### Supplied information

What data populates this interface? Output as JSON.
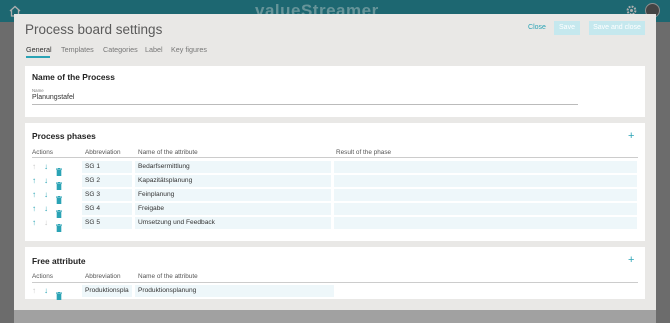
{
  "app": {
    "brand": "valueStreamer"
  },
  "modal": {
    "title": "Process board settings",
    "close_label": "Close",
    "save_label": "Save",
    "save_close_label": "Save and close"
  },
  "tabs": [
    {
      "label": "General",
      "active": true
    },
    {
      "label": "Templates",
      "active": false
    },
    {
      "label": "Categories",
      "active": false
    },
    {
      "label": "Label",
      "active": false
    },
    {
      "label": "Key figures",
      "active": false
    }
  ],
  "name_section": {
    "title": "Name of the Process",
    "field_label": "Name",
    "field_value": "Planungstafel"
  },
  "phases": {
    "title": "Process phases",
    "headers": {
      "actions": "Actions",
      "abbreviation": "Abbreviation",
      "attribute": "Name of the attribute",
      "result": "Result of the phase"
    },
    "rows": [
      {
        "abbr": "SG 1",
        "name": "Bedarfsermittlung",
        "result": "",
        "up_enabled": false,
        "down_enabled": true
      },
      {
        "abbr": "SG 2",
        "name": "Kapazitätsplanung",
        "result": "",
        "up_enabled": true,
        "down_enabled": true
      },
      {
        "abbr": "SG 3",
        "name": "Feinplanung",
        "result": "",
        "up_enabled": true,
        "down_enabled": true
      },
      {
        "abbr": "SG 4",
        "name": "Freigabe",
        "result": "",
        "up_enabled": true,
        "down_enabled": true
      },
      {
        "abbr": "SG 5",
        "name": "Umsetzung und Feedback",
        "result": "",
        "up_enabled": true,
        "down_enabled": false
      }
    ]
  },
  "free_attribute": {
    "title": "Free attribute",
    "headers": {
      "actions": "Actions",
      "abbreviation": "Abbreviation",
      "attribute": "Name of the attribute"
    },
    "rows": [
      {
        "abbr": "Produktionspla",
        "name": "Produktionsplanung",
        "up_enabled": false,
        "down_enabled": true
      }
    ]
  },
  "colors": {
    "accent": "#2aa3b5",
    "cell_bg": "#eef7fa",
    "disabled_arrow": "#c9c9c9"
  }
}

### The request
Repeat the entries exactly. Pictures are excluded from the copy.

### The output
What data populates this interface? Output as JSON.
{
  "app": {
    "brand": "valueStreamer"
  },
  "modal": {
    "title": "Process board settings",
    "close_label": "Close",
    "save_label": "Save",
    "save_close_label": "Save and close"
  },
  "tabs": [
    {
      "label": "General",
      "active": true
    },
    {
      "label": "Templates",
      "active": false
    },
    {
      "label": "Categories",
      "active": false
    },
    {
      "label": "Label",
      "active": false
    },
    {
      "label": "Key figures",
      "active": false
    }
  ],
  "name_section": {
    "title": "Name of the Process",
    "field_label": "Name",
    "field_value": "Planungstafel"
  },
  "phases": {
    "title": "Process phases",
    "headers": {
      "actions": "Actions",
      "abbreviation": "Abbreviation",
      "attribute": "Name of the attribute",
      "result": "Result of the phase"
    },
    "rows": [
      {
        "abbr": "SG 1",
        "name": "Bedarfsermittlung",
        "result": "",
        "up_enabled": false,
        "down_enabled": true
      },
      {
        "abbr": "SG 2",
        "name": "Kapazitätsplanung",
        "result": "",
        "up_enabled": true,
        "down_enabled": true
      },
      {
        "abbr": "SG 3",
        "name": "Feinplanung",
        "result": "",
        "up_enabled": true,
        "down_enabled": true
      },
      {
        "abbr": "SG 4",
        "name": "Freigabe",
        "result": "",
        "up_enabled": true,
        "down_enabled": true
      },
      {
        "abbr": "SG 5",
        "name": "Umsetzung und Feedback",
        "result": "",
        "up_enabled": true,
        "down_enabled": false
      }
    ]
  },
  "free_attribute": {
    "title": "Free attribute",
    "headers": {
      "actions": "Actions",
      "abbreviation": "Abbreviation",
      "attribute": "Name of the attribute"
    },
    "rows": [
      {
        "abbr": "Produktionspla",
        "name": "Produktionsplanung",
        "up_enabled": false,
        "down_enabled": true
      }
    ]
  },
  "colors": {
    "accent": "#2aa3b5",
    "cell_bg": "#eef7fa",
    "disabled_arrow": "#c9c9c9"
  }
}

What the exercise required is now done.